- **The request**
Go through the records and give each one again exactly.

Stored entries:
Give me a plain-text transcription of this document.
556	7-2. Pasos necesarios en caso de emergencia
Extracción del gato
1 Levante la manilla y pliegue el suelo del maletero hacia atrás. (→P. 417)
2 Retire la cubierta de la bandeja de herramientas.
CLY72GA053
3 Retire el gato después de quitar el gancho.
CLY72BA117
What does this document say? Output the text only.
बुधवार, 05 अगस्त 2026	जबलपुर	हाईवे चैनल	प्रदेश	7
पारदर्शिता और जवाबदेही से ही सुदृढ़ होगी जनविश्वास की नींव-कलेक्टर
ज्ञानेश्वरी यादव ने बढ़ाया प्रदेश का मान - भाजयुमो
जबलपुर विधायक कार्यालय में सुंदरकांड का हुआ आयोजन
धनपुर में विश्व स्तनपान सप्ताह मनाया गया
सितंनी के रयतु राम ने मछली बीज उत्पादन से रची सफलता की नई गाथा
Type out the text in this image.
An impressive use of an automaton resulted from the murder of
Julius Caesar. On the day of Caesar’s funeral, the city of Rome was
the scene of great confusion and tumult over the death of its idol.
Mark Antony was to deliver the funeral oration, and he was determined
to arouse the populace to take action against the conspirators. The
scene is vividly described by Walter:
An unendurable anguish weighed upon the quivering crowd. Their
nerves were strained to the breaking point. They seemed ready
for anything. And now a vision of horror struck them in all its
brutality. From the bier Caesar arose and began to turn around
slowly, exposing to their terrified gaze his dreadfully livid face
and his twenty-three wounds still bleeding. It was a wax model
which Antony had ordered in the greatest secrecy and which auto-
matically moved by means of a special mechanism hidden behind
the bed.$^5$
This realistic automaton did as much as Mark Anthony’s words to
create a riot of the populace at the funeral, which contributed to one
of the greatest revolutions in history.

- **Expected answer**
Give me a plain-text transcription of this document.
556	7-2. Pasos necesarios en caso de emergencia
Extracción del gato
1 Levante la manilla y pliegue el suelo del maletero hacia atrás. (→P. 417)
2 Retire la cubierta de la bandeja de herramientas.
CLY72GA053
3 Retire el gato después de quitar el gancho.
CLY72BA117
What does this document say? Output the text only.
बुधवार, 05 अगस्त 2026	जबलपुर	हाईवे चैनल	प्रदेश	7
पारदर्शिता और जवाबदेही से ही सुदृढ़ होगी जनविश्वास की नींव-कलेक्टर
ज्ञानेश्वरी यादव ने बढ़ाया प्रदेश का मान - भाजयुमो
जबलपुर विधायक कार्यालय में सुंदरकांड का हुआ आयोजन
धनपुर में विश्व स्तनपान सप्ताह मनाया गया
सितंनी के रयतु राम ने मछली बीज उत्पादन से रची सफलता की नई गाथा
Type out the text in this image.
An impressive use of an automaton resulted from the murder of
Julius Caesar. On the day of Caesar’s funeral, the city of Rome was
the scene of great confusion and tumult over the death of its idol.
Mark Antony was to deliver the funeral oration, and he was determined
to arouse the populace to take action against the conspirators. The
scene is vividly described by Walter:
An unendurable anguish weighed upon the quivering crowd. Their
nerves were strained to the breaking point. They seemed ready
for anything. And now a vision of horror struck them in all its
brutality. From the bier Caesar arose and began to turn around
slowly, exposing to their terrified gaze his dreadfully livid face
and his twenty-three wounds still bleeding. It was a wax model
which Antony had ordered in the greatest secrecy and which auto-
matically moved by means of a special mechanism hidden behind
the bed.$^5$
This realistic automaton did as much as Mark Anthony’s words to
create a riot of the populace at the funeral, which contributed to one
of the greatest revolutions in history.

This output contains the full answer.